> [LIST OF TASKS]:
[A] Decide whether each statement agrees with the Total Recall text, answering yes or no and quoting the deciding words: (i) the installation uses twenty-four stacked TV monitors; (ii) Amber Denker wrote the electronic soundtrack; (iii) the performance lasts eighteen minutes.
[B] Update a passage of the Total Recall text: begin at the words "The Schinkel Pavillon" and stop after "of the digital.", putting "show" in place of "exhibition".

> [SELECTED TEXT]:
»»

The Schinkel Pavillon presents the monumental work by American artist Bender (1951-2004) in Berlin for the first time. Gretchen Bender’s work has only recently been re-evaluated in light of a recognition of her pioneering role. The exhibition allows a unique visual channel into the radical transitions of the 1980s, which – as in Bender’s work – become apparent as the prelude of the coming media revolution of the digital.
Total Recall assembles twenty-four stacked TV monitors and three projection screens that blast out an eighteen-minute performance of moving images. Footage sourced from television and movies is edited to a rapid beat alongside a montage of TV commercials for consumer recording devices, played forward, in reverse and in slow motion, in which General Electric machines are presented to be at the heart of feigned familial intimacy. Abstract computer graphics – state-of-the art programming for the time – pulsate through the installation. Animated and morphing corporate logos, movie titles in all caps and Helvetica font, and the black void of intermittently inactive displays form the body of what Bender described as “electronic theatre.” For the electronic soundtrack of Total Recall Bender commissioned the New York-based musician Stuart Argabright. The computer graphics were programmed in collaboration with Amber Denker, who had also co-designed the revolutionary digital animations for “Music Non Stop” by Kraftwerk.

««

> [SUPPLIED ENTRIES]:
»»

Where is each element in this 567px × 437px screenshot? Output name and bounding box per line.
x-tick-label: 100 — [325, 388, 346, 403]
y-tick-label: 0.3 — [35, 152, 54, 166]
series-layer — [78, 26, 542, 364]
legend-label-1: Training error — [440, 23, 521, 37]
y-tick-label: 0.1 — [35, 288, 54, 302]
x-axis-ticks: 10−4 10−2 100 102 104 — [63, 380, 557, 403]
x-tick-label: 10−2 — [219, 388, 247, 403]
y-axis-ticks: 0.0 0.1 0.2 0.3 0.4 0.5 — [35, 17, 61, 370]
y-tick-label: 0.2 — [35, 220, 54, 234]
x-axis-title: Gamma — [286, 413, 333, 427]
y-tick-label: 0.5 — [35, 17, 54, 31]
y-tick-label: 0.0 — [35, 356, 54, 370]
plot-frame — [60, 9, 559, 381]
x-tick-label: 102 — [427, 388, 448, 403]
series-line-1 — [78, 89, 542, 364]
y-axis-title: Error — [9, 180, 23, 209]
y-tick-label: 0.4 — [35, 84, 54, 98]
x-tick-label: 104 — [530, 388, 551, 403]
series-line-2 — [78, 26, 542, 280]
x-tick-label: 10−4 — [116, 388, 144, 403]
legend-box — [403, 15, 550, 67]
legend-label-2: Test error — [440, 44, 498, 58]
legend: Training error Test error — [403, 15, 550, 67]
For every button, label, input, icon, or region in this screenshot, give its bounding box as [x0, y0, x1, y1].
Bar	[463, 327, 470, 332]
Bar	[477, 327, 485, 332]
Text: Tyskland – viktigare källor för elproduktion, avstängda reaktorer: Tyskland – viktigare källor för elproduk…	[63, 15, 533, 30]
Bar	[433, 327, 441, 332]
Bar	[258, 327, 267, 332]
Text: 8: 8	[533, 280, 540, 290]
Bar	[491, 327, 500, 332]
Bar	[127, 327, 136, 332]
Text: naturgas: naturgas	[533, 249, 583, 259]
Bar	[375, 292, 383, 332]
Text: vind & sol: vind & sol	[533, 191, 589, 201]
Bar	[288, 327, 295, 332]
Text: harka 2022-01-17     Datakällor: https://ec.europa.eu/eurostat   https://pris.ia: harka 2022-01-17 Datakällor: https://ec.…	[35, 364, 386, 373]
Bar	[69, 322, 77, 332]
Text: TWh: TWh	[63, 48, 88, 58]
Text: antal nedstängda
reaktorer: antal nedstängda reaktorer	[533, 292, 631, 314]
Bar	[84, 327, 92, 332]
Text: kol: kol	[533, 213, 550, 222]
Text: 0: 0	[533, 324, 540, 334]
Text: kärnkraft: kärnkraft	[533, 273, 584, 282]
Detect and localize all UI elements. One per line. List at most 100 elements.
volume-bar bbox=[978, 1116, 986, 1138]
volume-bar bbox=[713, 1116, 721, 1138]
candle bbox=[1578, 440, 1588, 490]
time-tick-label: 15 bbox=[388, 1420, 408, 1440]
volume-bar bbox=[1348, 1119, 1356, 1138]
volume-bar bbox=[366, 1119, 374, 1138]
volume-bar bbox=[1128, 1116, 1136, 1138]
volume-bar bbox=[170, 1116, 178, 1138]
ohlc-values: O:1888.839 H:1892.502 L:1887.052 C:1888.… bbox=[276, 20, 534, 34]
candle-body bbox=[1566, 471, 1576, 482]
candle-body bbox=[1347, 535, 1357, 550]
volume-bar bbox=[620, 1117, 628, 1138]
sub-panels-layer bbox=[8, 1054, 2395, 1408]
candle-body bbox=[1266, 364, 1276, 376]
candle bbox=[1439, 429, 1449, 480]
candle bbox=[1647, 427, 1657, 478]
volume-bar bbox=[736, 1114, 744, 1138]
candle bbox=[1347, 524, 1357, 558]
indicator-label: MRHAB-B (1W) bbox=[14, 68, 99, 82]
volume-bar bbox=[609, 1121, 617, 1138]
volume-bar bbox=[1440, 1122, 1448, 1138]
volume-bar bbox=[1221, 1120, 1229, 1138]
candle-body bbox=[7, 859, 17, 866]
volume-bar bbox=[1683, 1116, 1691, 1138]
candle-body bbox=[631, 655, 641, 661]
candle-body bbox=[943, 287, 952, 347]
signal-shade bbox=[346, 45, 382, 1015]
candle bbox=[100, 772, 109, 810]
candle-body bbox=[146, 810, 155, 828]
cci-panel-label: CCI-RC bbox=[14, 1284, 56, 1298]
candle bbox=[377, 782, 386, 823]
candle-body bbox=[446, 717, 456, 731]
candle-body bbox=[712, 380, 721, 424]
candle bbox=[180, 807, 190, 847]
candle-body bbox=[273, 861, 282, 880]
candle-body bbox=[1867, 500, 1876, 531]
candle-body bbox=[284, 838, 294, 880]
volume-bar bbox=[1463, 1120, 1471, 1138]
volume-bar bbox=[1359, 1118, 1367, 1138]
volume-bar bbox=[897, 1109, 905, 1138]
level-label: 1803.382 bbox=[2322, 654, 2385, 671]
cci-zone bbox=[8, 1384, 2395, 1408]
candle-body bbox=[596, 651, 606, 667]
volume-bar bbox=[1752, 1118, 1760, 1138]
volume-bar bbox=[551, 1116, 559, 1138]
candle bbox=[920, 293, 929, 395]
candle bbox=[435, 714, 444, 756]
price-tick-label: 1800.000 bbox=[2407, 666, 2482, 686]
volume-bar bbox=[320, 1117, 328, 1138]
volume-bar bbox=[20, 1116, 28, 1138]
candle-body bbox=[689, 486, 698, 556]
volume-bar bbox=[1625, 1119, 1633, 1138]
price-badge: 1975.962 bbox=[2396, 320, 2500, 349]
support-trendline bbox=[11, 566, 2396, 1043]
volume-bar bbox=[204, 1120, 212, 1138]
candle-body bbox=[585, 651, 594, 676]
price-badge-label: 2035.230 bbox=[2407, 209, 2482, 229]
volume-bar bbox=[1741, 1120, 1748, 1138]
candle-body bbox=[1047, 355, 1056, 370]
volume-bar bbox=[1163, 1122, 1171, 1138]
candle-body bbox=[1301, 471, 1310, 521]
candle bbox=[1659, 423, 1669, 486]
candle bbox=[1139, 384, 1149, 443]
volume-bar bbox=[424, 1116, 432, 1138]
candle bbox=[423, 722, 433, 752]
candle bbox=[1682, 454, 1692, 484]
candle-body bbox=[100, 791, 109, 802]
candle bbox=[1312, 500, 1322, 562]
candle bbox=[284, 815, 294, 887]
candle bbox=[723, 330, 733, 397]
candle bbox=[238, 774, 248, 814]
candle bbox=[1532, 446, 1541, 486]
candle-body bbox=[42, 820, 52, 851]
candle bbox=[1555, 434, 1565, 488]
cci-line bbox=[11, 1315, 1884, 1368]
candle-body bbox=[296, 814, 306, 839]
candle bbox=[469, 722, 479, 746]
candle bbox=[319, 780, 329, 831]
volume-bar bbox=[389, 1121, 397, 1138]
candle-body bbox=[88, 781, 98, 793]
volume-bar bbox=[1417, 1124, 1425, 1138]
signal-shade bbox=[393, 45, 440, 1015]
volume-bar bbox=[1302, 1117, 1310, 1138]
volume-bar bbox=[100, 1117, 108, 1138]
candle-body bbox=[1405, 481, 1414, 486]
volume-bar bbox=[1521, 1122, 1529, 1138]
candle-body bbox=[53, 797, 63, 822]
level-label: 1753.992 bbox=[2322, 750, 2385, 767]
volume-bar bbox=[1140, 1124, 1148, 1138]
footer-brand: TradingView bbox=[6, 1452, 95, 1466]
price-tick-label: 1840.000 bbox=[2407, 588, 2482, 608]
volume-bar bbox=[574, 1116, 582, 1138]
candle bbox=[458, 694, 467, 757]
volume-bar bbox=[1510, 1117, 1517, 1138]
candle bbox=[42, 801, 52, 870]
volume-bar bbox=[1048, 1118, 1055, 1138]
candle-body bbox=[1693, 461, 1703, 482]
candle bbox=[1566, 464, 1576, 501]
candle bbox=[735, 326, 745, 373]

««

> [OUTPUTS IN ORDER]:
[A]
(i) Yes: "twenty-four stacked TV monitors"
(ii) No: "For the electronic soundtrack of Total Recall Bender commissioned the New York-based musician Stuart Argabright."
(iii) Yes: "an eighteen-minute performance of moving images"

[B]
The Schinkel Pavillon presents the monumental work by American artist Bender (1951-2004) in Berlin for the first time. Gretchen Bender’s work has only recently been re-evaluated in light of a recognition of her pioneering role. The show allows a unique visual channel into the radical transitions of the 1980s, which – as in Bender’s work – become apparent as the prelude of the coming media revolution of the digital.